─── Extract

Low-temperature spin-state transition in LaCoO{sub 3} investigated using resonant x-ray absorption at the Co K edge
- Laboratory for Developments and Methods, Paul Scherrer Institute, 5232 Villigen PSI (Switzerland)
- INFM, Dipartimento di Fisica, Politecnico di Milano, piazza Leonardo da Vinci 32, 20133 Milano (Italy)
- Institut de Physique des Nanostructures, Ecole Polytechnique Federale, 1015 Lausanne (Switzerland)
- Laboratory for Neutron Scattering, ETH Zurich and PSI, 5232 Villigen PSI (Switzerland)
- European Synchrotron Radiation Facility, Boite Postale 220, 38043 Grenoble Cedex (France)
- Laboratory of Materials and Semiconductor Physics, Royal Institute of Technology, Electrum 229, S-164 40 Kista (Sweden)
- Institute of Solid State and Semiconductor Physics, National Academy of Science, Minsk 220072 (Belarus)

──────
─── Provided information

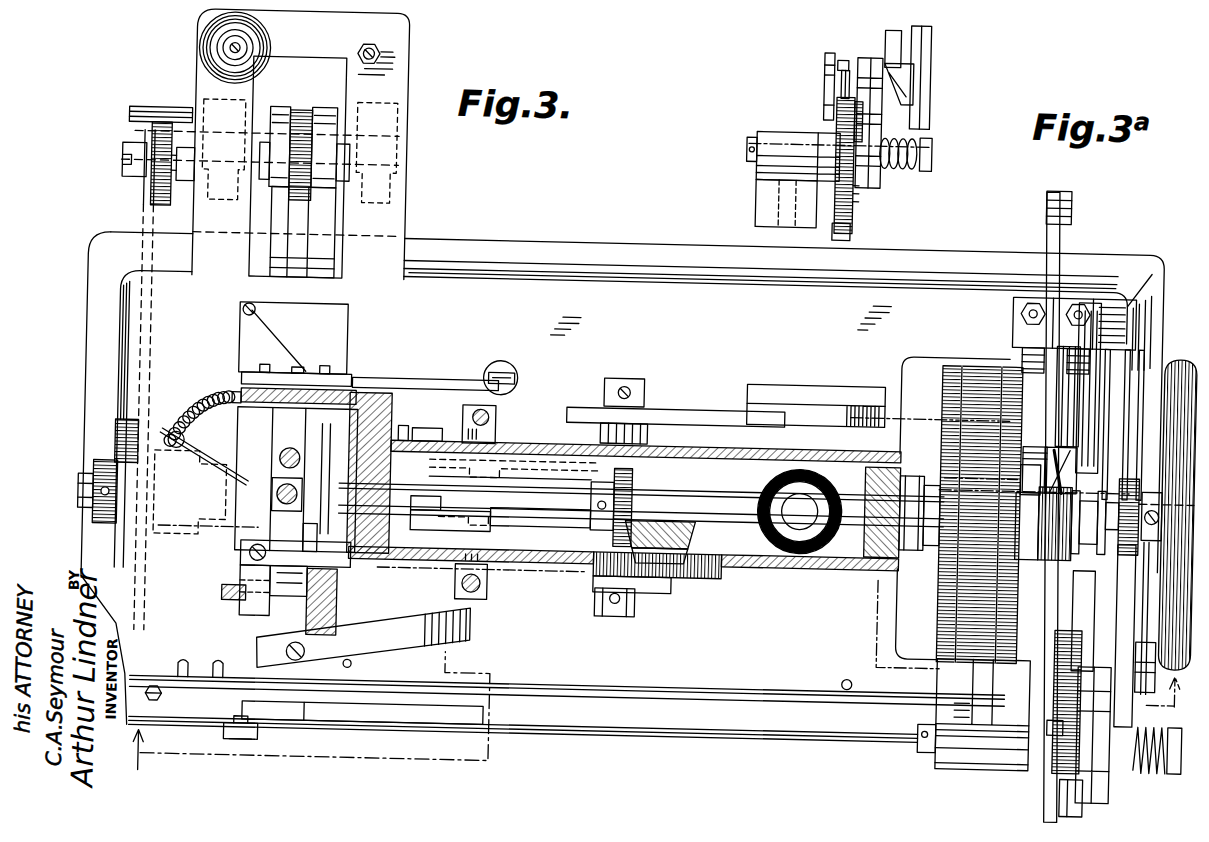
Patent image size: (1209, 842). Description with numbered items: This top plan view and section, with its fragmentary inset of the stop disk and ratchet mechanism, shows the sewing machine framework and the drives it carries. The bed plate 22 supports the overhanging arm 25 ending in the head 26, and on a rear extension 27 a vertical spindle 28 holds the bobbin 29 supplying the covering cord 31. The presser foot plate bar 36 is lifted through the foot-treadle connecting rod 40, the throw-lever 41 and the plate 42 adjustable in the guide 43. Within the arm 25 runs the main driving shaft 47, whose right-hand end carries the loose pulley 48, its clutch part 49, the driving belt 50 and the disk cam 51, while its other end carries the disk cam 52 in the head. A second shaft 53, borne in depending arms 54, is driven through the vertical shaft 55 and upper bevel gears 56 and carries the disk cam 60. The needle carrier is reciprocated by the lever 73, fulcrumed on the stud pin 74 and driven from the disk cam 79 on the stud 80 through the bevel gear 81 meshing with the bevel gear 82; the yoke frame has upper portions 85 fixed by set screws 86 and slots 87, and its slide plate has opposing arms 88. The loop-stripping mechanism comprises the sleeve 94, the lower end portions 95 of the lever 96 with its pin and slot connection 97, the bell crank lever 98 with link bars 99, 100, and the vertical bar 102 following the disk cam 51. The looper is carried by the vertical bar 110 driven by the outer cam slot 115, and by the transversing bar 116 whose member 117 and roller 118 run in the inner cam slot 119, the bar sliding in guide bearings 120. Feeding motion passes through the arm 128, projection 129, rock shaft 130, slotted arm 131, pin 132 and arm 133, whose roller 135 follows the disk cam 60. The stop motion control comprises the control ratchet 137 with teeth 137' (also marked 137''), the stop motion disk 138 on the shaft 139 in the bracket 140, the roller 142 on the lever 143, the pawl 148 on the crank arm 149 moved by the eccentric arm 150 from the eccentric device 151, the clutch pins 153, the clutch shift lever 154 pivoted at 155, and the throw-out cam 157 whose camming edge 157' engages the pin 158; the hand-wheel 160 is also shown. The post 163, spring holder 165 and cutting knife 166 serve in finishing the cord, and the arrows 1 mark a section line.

In FIG. 3, the section line 1 is at (647, 718).
In FIG. 3, the bed plate 22 is at (667, 301).
In FIG. 3, the overhanging arm 25 is at (815, 565).
In FIG. 3, the head 26 is at (240, 383).
In FIG. 3, the rear extension 27 is at (264, 143).
In FIG. 3, the vertical spindle 28 is at (220, 54).
In FIG. 3, the bobbin 29 is at (198, 62).
In FIG. 3, the fabric cord 31 is at (228, 478).
In FIG. 3, the presser foot plate bar 36 is at (287, 456).
In FIG. 3, the foot-treadle connecting rod 40 is at (501, 368).
In FIG. 3, the throw-lever 41 is at (415, 378).
In FIG. 3, the plate 42 is at (278, 378).
In FIG. 3, the guide 43 is at (303, 376).
In FIG. 3, the main driving shaft 47 is at (1170, 550).
In FIG. 3, the loose pulley 48 is at (952, 362).
In FIG. 3, the clutch part 49 is at (1030, 500).
In FIG. 3, the driving belt 50 is at (1009, 475).
In FIG. 3, the disk cam 51 is at (941, 374).
In FIG. 3, the disk cam 52 is at (335, 444).
In FIG. 3, the second shaft 53 is at (85, 497).
In FIG. 3, the arms 54 is at (170, 562).
In FIG. 3, the vertical shaft 55 is at (783, 498).
In FIG. 3, the upper bevel gears 56 is at (860, 478).
In FIG. 3, the disk cam 60 is at (114, 447).
In FIG. 3, the lever 73 is at (652, 590).
In FIG. 3, the stud pin 74 is at (616, 618).
In FIG. 3, the disk cam 79 is at (690, 582).
In FIG. 3, the stud 80 is at (672, 535).
In FIG. 3, the bevel gear 81 is at (685, 552).
In FIG. 3, the bevel gear 82 is at (633, 492).
In FIG. 3, the upper laterally extending portions 85 is at (490, 596).
In FIG. 3, the set screws 86 is at (498, 632).
In FIG. 3, the slots 87 is at (490, 581).
In FIG. 3, the opposing arms 88 is at (478, 520).
In FIG. 3, the sleeve 94 is at (470, 515).
In FIG. 3, the lower end portions 95 is at (422, 570).
In FIG. 3, the lever 96 is at (410, 448).
In FIG. 3, the pin and slot connection 97 is at (412, 419).
In FIG. 3, the bell crank lever 98 is at (680, 412).
In FIG. 3, the link bar 99 is at (563, 470).
In FIG. 3, the link bar 100 is at (815, 397).
In FIG. 3, the vertical bar 102 is at (922, 544).
In FIG. 3, the vertical bar 110 is at (275, 508).
In FIG. 3, the outer cam slot 115 is at (312, 626).
In FIG. 3, the transversing bar 116 is at (253, 628).
In FIG. 3, the member 117 is at (250, 558).
In FIG. 3, the roller 118 is at (321, 535).
In FIG. 3, the inner cam slot 119 is at (372, 568).
In FIG. 3, the guide bearings 120 is at (250, 600).
In FIG. 3, the arm 128 is at (296, 226).
In FIG. 3, the projection 129 is at (296, 140).
In FIG. 3, the rock shaft 130 is at (328, 168).
In FIG. 3, the slotted arm 131 is at (158, 192).
In FIG. 3, the pin 132 is at (121, 172).
In FIG. 3, the arm 133 is at (140, 210).
In FIG. 3, the roller 135 is at (226, 408).
In FIG. 3, the control ratchet 137 is at (1041, 726).
In FIG. 3A, the control ratchet 137 is at (898, 166).
In FIG. 3A, the ratchet teeth 137' is at (887, 200).
In FIG. 3, the gear teeth 137'' is at (972, 701).
In FIG. 3, the stop motion disk 138 is at (1078, 758).
In FIG. 3A, the stop motion disk 138 is at (848, 230).
In FIG. 3, the shaft 139 is at (928, 730).
In FIG. 3A, the shaft 139 is at (741, 148).
In FIG. 3, the bracket 140 is at (965, 760).
In FIG. 3A, the bracket 140 is at (761, 196).
In FIG. 3, the roller 142 is at (1059, 722).
In FIG. 3A, the roller 142 is at (834, 56).
In FIG. 3, the lever 143 is at (1053, 688).
In FIG. 3A, the lever 143 is at (820, 103).
In FIG. 3, the pawl 148 is at (1104, 792).
In FIG. 3A, the pawl 148 is at (824, 83).
In FIG. 3, the crank arm 149 is at (1108, 762).
In FIG. 3A, the crank arm 149 is at (866, 104).
In FIG. 3, the eccentric arm 150 is at (1126, 706).
In FIG. 3A, the eccentric arm 150 is at (893, 62).
In FIG. 3, the eccentric device 151 is at (1133, 472).
In FIG. 3A, the eccentric device 151 is at (886, 38).
In FIG. 3, the pins 153 is at (1022, 562).
In FIG. 3, the clutch shift lever 154 is at (1083, 452).
In FIG. 3, the pivot 155 is at (1140, 624).
In FIG. 3, the throw-out cam 157 is at (1006, 465).
In FIG. 3, the camming edge 157' is at (1084, 445).
In FIG. 3, the pin 158 is at (1140, 590).
In FIG. 3A, the hand-wheel 160 is at (920, 90).
In FIG. 3, the post 163 is at (849, 677).
In FIG. 3, the spring holder 165 is at (429, 646).
In FIG. 3, the cutting knife 166 is at (412, 724).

──────

Copy out the title and affiliation list about the LaCoO{sub 3} spin-state transition from the top of the page, word for word.

Low-temperature spin-state transition in LaCoO{sub 3} investigated using resonant x-ray absorption at the Co K edge
- Laboratory for Developments and Methods, Paul Scherrer Institute, 5232 Villigen PSI (Switzerland)
- INFM, Dipartimento di Fisica, Politecnico di Milano, piazza Leonardo da Vinci 32, 20133 Milano (Italy)
- Institut de Physique des Nanostructures, Ecole Polytechnique Federale, 1015 Lausanne (Switzerland)
- Laboratory for Neutron Scattering, ETH Zurich and PSI, 5232 Villigen PSI (Switzerland)
- European Synchrotron Radiation Facility, Boite Postale 220, 38043 Grenoble Cedex (France)
- Laboratory of Materials and Semiconductor Physics, Royal Institute of Technology, Electrum 229, S-164 40 Kista (Sweden)
- Institute of Solid State and Semiconductor Physics, National Academy of Science, Minsk 220072 (Belarus)